(Recorded data)
----

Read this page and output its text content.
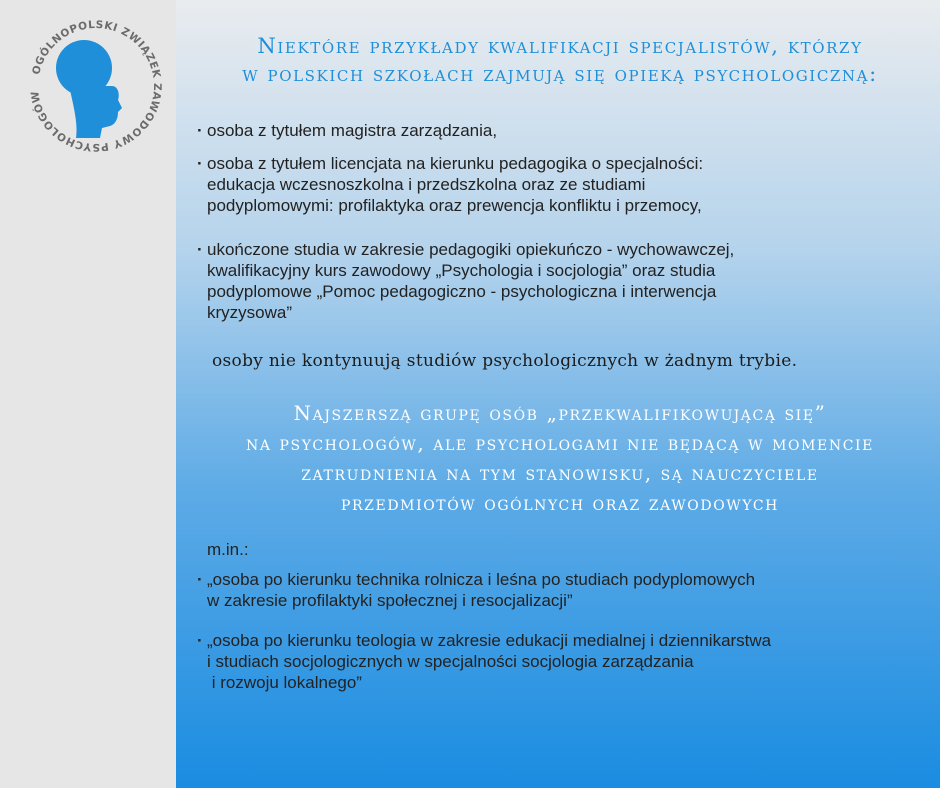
OGÓLNOPOLSKI ZWIĄZEK ZAWODOWY PSYCHOLOGÓW
Niektóre przykłady kwalifikacji specjalistów, którzy
w polskich szkołach zajmują się opieką psychologiczną:
· osoba z tytułem magistra zarządzania,
· osoba z tytułem licencjata na kierunku pedagogika o specjalności:
edukacja wczesnoszkolna i przedszkolna oraz ze studiami
podyplomowymi: profilaktyka oraz prewencja konfliktu i przemocy,
· ukończone studia w zakresie pedagogiki opiekuńczo - wychowawczej,
kwalifikacyjny kurs zawodowy „Psychologia i socjologia” oraz studia
podyplomowe „Pomoc pedagogiczno - psychologiczna i interwencja
kryzysowa”
osoby nie kontynuują studiów psychologicznych w żadnym trybie.
Najszerszą grupę osób „przekwalifikowującą się”
na psychologów, ale psychologami nie będącą w momencie
zatrudnienia na tym stanowisku, są nauczyciele
przedmiotów ogólnych oraz zawodowych
m.in.:
· „osoba po kierunku technika rolnicza i leśna po studiach podyplomowych
w zakresie profilaktyki społecznej i resocjalizacji”
· „osoba po kierunku teologia w zakresie edukacji medialnej i dziennikarstwa
i studiach socjologicznych w specjalności socjologia zarządzania
i rozwoju lokalnego”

----

Count every line in the listing above that holds "osoba", then report only the count.

4